Recorded information:

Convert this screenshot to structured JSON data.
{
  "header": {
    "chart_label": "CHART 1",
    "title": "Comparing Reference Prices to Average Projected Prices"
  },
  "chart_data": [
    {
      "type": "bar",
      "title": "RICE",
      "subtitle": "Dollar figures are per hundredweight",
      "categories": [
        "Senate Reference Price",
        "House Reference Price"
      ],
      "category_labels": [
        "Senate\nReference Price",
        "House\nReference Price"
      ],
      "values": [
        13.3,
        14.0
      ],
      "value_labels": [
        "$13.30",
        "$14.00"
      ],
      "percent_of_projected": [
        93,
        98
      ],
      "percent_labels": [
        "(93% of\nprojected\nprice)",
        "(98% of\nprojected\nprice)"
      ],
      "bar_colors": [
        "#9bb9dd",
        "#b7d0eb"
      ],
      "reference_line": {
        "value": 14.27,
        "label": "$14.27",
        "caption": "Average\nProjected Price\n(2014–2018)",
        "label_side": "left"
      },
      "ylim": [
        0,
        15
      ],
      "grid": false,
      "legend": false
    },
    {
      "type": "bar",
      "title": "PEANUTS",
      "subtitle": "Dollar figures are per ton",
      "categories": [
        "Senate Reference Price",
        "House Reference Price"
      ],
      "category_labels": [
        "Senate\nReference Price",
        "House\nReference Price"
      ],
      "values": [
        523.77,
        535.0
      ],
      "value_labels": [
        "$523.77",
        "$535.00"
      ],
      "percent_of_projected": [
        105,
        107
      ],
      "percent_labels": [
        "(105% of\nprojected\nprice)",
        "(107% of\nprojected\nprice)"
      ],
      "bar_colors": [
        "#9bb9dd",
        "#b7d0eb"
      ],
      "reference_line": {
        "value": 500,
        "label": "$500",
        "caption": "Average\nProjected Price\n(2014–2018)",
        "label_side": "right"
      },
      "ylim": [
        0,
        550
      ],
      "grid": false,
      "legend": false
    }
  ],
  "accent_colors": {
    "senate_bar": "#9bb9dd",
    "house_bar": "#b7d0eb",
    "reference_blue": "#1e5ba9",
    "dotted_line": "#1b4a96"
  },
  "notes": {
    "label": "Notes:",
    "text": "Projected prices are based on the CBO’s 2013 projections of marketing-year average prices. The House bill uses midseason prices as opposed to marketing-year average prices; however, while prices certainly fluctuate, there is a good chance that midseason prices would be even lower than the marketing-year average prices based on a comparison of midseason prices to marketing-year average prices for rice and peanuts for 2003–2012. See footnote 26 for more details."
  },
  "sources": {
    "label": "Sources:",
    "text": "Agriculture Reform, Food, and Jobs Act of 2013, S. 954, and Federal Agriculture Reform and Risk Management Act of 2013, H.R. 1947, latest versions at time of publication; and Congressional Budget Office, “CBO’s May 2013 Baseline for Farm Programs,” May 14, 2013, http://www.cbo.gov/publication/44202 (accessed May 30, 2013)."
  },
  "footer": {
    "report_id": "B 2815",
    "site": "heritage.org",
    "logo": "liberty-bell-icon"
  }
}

Instructions to follow:
The records above must be output exactly, in full.

Exercise answer:
Convert this screenshot to structured JSON data.
{
  "header": {
    "chart_label": "CHART 1",
    "title": "Comparing Reference Prices to Average Projected Prices"
  },
  "chart_data": [
    {
      "type": "bar",
      "title": "RICE",
      "subtitle": "Dollar figures are per hundredweight",
      "categories": [
        "Senate Reference Price",
        "House Reference Price"
      ],
      "category_labels": [
        "Senate\nReference Price",
        "House\nReference Price"
      ],
      "values": [
        13.3,
        14.0
      ],
      "value_labels": [
        "$13.30",
        "$14.00"
      ],
      "percent_of_projected": [
        93,
        98
      ],
      "percent_labels": [
        "(93% of\nprojected\nprice)",
        "(98% of\nprojected\nprice)"
      ],
      "bar_colors": [
        "#9bb9dd",
        "#b7d0eb"
      ],
      "reference_line": {
        "value": 14.27,
        "label": "$14.27",
        "caption": "Average\nProjected Price\n(2014–2018)",
        "label_side": "left"
      },
      "ylim": [
        0,
        15
      ],
      "grid": false,
      "legend": false
    },
    {
      "type": "bar",
      "title": "PEANUTS",
      "subtitle": "Dollar figures are per ton",
      "categories": [
        "Senate Reference Price",
        "House Reference Price"
      ],
      "category_labels": [
        "Senate\nReference Price",
        "House\nReference Price"
      ],
      "values": [
        523.77,
        535.0
      ],
      "value_labels": [
        "$523.77",
        "$535.00"
      ],
      "percent_of_projected": [
        105,
        107
      ],
      "percent_labels": [
        "(105% of\nprojected\nprice)",
        "(107% of\nprojected\nprice)"
      ],
      "bar_colors": [
        "#9bb9dd",
        "#b7d0eb"
      ],
      "reference_line": {
        "value": 500,
        "label": "$500",
        "caption": "Average\nProjected Price\n(2014–2018)",
        "label_side": "right"
      },
      "ylim": [
        0,
        550
      ],
      "grid": false,
      "legend": false
    }
  ],
  "accent_colors": {
    "senate_bar": "#9bb9dd",
    "house_bar": "#b7d0eb",
    "reference_blue": "#1e5ba9",
    "dotted_line": "#1b4a96"
  },
  "notes": {
    "label": "Notes:",
    "text": "Projected prices are based on the CBO’s 2013 projections of marketing-year average prices. The House bill uses midseason prices as opposed to marketing-year average prices; however, while prices certainly fluctuate, there is a good chance that midseason prices would be even lower than the marketing-year average prices based on a comparison of midseason prices to marketing-year average prices for rice and peanuts for 2003–2012. See footnote 26 for more details."
  },
  "sources": {
    "label": "Sources:",
    "text": "Agriculture Reform, Food, and Jobs Act of 2013, S. 954, and Federal Agriculture Reform and Risk Management Act of 2013, H.R. 1947, latest versions at time of publication; and Congressional Budget Office, “CBO’s May 2013 Baseline for Farm Programs,” May 14, 2013, http://www.cbo.gov/publication/44202 (accessed May 30, 2013)."
  },
  "footer": {
    "report_id": "B 2815",
    "site": "heritage.org",
    "logo": "liberty-bell-icon"
  }
}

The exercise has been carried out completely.